Aim => Gather up the lines that contain "выполнения".

Data entries =>
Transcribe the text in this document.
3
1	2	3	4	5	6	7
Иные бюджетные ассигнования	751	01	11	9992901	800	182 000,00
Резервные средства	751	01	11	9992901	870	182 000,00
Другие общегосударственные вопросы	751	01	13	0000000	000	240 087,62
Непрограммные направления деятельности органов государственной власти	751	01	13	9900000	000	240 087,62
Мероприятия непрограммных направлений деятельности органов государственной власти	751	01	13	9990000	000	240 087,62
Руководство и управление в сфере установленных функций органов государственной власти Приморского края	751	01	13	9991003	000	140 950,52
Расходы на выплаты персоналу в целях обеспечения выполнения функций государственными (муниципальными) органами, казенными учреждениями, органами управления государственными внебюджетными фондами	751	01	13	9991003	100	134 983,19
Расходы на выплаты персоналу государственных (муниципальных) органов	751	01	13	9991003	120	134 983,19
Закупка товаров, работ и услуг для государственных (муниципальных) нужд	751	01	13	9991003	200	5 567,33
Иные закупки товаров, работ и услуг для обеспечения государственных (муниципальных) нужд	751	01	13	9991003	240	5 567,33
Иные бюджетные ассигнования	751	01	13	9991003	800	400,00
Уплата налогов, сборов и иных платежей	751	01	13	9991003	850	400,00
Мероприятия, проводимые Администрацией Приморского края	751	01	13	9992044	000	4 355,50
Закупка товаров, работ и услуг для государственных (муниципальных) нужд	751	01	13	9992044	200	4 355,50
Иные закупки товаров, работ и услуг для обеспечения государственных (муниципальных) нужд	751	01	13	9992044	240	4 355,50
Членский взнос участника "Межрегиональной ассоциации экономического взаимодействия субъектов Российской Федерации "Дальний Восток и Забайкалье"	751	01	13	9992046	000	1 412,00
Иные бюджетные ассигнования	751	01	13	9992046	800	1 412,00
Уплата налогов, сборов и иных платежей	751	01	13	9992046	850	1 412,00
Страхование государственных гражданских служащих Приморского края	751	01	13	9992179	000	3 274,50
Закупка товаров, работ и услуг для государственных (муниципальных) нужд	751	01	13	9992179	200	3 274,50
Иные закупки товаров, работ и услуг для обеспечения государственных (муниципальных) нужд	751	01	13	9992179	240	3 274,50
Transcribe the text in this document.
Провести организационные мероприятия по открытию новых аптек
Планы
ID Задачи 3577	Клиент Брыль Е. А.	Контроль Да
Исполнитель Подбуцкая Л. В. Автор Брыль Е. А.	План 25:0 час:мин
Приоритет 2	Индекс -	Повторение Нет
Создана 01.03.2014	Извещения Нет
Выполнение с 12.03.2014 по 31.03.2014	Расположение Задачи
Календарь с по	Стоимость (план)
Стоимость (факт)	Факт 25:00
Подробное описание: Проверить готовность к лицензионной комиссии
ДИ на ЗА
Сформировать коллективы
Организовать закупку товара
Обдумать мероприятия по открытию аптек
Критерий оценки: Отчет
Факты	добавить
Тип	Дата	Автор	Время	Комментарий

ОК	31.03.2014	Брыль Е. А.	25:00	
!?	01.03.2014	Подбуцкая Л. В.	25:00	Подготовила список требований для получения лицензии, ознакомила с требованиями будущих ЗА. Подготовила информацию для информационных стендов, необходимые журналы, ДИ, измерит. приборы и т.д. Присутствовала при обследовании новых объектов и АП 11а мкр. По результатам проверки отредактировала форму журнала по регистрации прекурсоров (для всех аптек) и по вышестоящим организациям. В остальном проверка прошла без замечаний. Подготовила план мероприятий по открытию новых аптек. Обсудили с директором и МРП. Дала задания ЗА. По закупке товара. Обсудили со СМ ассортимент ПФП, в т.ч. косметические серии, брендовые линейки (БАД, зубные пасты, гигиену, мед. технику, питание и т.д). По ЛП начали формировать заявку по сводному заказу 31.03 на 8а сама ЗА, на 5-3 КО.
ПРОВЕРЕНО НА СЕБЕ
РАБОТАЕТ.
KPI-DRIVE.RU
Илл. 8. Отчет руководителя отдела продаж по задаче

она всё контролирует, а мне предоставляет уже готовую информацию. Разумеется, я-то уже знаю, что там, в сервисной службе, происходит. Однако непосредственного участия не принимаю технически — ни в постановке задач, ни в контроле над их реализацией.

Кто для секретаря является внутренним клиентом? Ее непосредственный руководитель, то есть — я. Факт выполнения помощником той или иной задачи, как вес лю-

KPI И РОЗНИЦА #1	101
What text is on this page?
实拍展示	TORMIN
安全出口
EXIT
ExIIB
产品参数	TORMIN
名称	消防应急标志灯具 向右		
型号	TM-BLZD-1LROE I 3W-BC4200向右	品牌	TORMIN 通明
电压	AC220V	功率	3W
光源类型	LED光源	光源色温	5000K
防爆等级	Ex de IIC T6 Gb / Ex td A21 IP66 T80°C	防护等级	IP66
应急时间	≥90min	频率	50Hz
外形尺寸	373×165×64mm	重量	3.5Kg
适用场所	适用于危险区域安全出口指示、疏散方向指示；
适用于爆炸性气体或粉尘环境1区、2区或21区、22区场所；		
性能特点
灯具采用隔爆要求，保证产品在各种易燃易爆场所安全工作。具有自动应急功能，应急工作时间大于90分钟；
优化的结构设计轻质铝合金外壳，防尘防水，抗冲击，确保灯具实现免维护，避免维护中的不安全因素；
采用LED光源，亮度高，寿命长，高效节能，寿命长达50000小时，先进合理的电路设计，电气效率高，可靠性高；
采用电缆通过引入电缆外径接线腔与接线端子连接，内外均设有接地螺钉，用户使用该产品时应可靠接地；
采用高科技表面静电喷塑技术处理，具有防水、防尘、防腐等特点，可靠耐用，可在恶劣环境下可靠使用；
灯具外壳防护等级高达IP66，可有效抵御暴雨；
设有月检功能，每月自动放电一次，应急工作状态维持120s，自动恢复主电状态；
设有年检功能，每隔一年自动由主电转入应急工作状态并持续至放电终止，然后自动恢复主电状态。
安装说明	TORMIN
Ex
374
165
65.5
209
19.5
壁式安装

Output for this exercise =>
Расходы на выплаты персоналу в целях обеспечения выполнения функций государственными (муниципальными) органами, казенными учреждениями, органами управления государственными внебюджетными фондами	751	01	13	9991003	100	134 983,19
Кто для секретаря является внутренним клиентом? Ее непосредственный руководитель, то есть — я. Факт выполнения помощником той или иной задачи, как вес лю-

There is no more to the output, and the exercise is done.